| DOCUMENT PASSAGE |
By the early 19th century, with some 60,000 Indians each keeping six to 15 horses, the 30 million bison of these arid grasslands competed for forage and water with 360,000 to 900,000 domesticated horses and an additional two million feral ones.

Pennsylvania-born George Catlin, the first artist to champion Native Americans, bison, and the concept of a national park to preserve them both, described in his copious writings how the Blackfeet and Crows, Sioux and Assiniboin moved six or eight times each summer “following the immense herds of buffaloes, as they range over these vast plains, from east to west, and north to south.” They hunted them not only for the six or seven animals required per person each year for food, lodging, clothing, and intertribal trade, but also for barter “for white man’s luxury” with John Jacob Astor’s American Fur Company (later owned by the appropriately named R. Crooks). Soon, the Plains tribes alone were supplying 100,000 hide robes to traders each year.

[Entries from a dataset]
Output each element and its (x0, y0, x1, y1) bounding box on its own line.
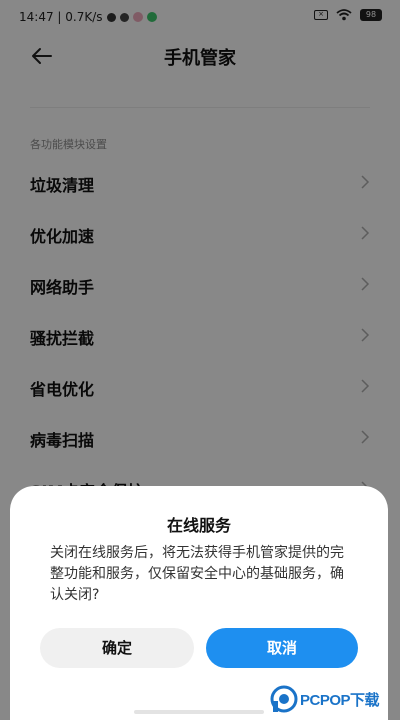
cancel-button[interactable]: 取消 (206, 628, 358, 668)
dialog-title: 在线服务 (166, 516, 231, 535)
watermark: PCPOP下载 (270, 682, 380, 716)
confirm-button[interactable]: 确定 (40, 628, 194, 668)
dialog-message: 关闭在线服务后，将无法获得手机管家提供的完整功能和服务，仅保留安全中心的基础服务… (50, 545, 344, 603)
home-indicator (134, 710, 264, 714)
watermark-logo-icon (270, 685, 298, 713)
watermark-text: PCPOP下载 (300, 691, 380, 709)
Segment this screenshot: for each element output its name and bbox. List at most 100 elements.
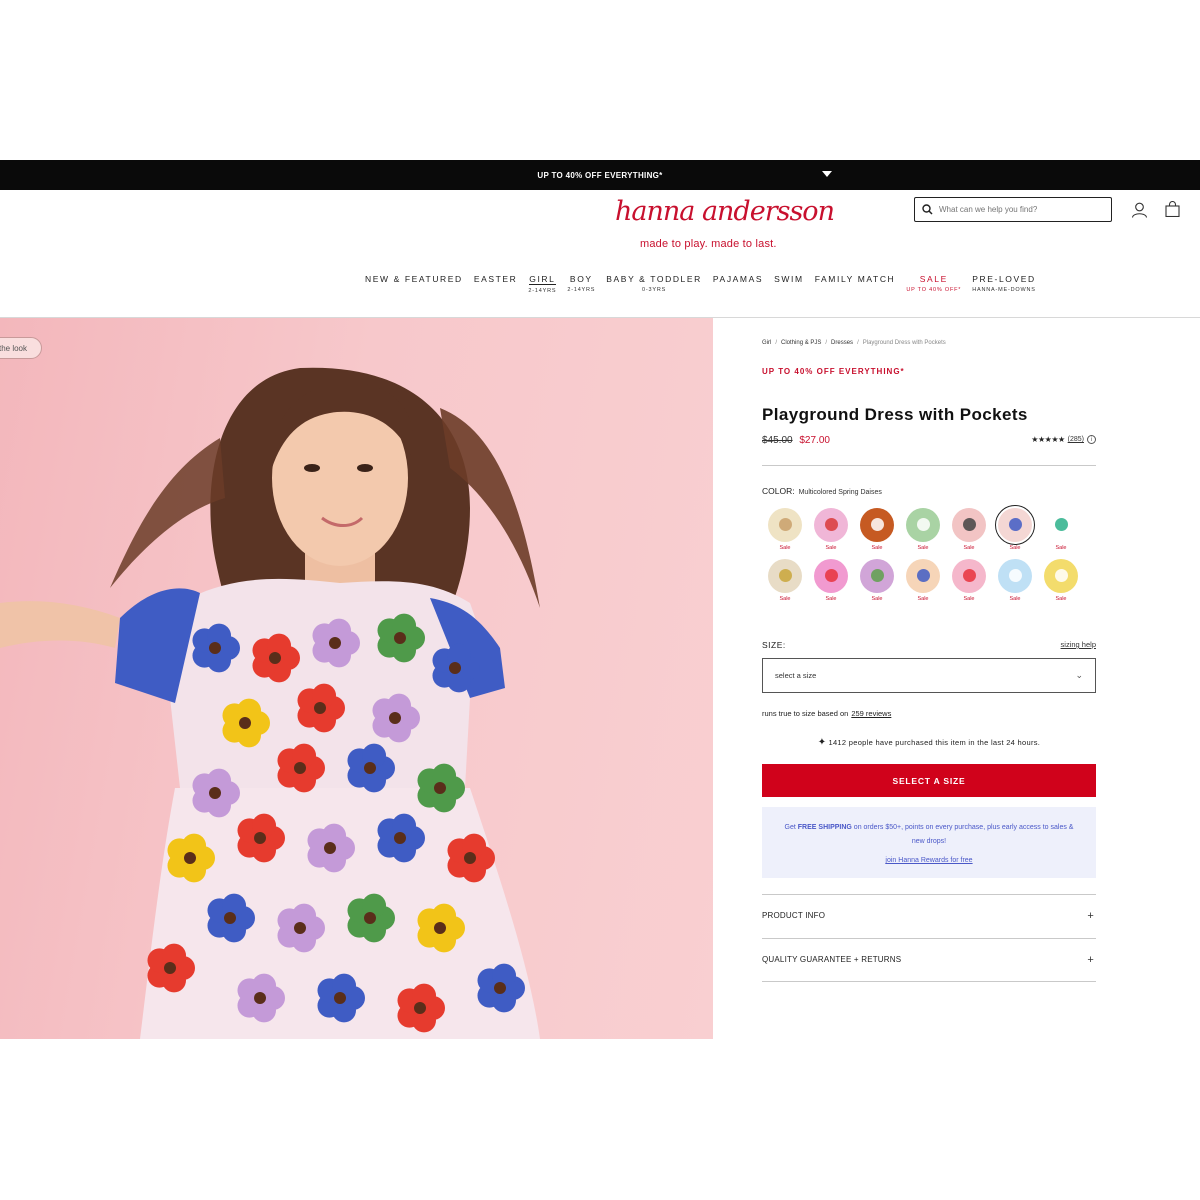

| STATED TASK |
List every Native American tribe that the bison passage above names.

| REPLY TO THE TASK |
Blackfeet, Crows, Sioux, Assiniboin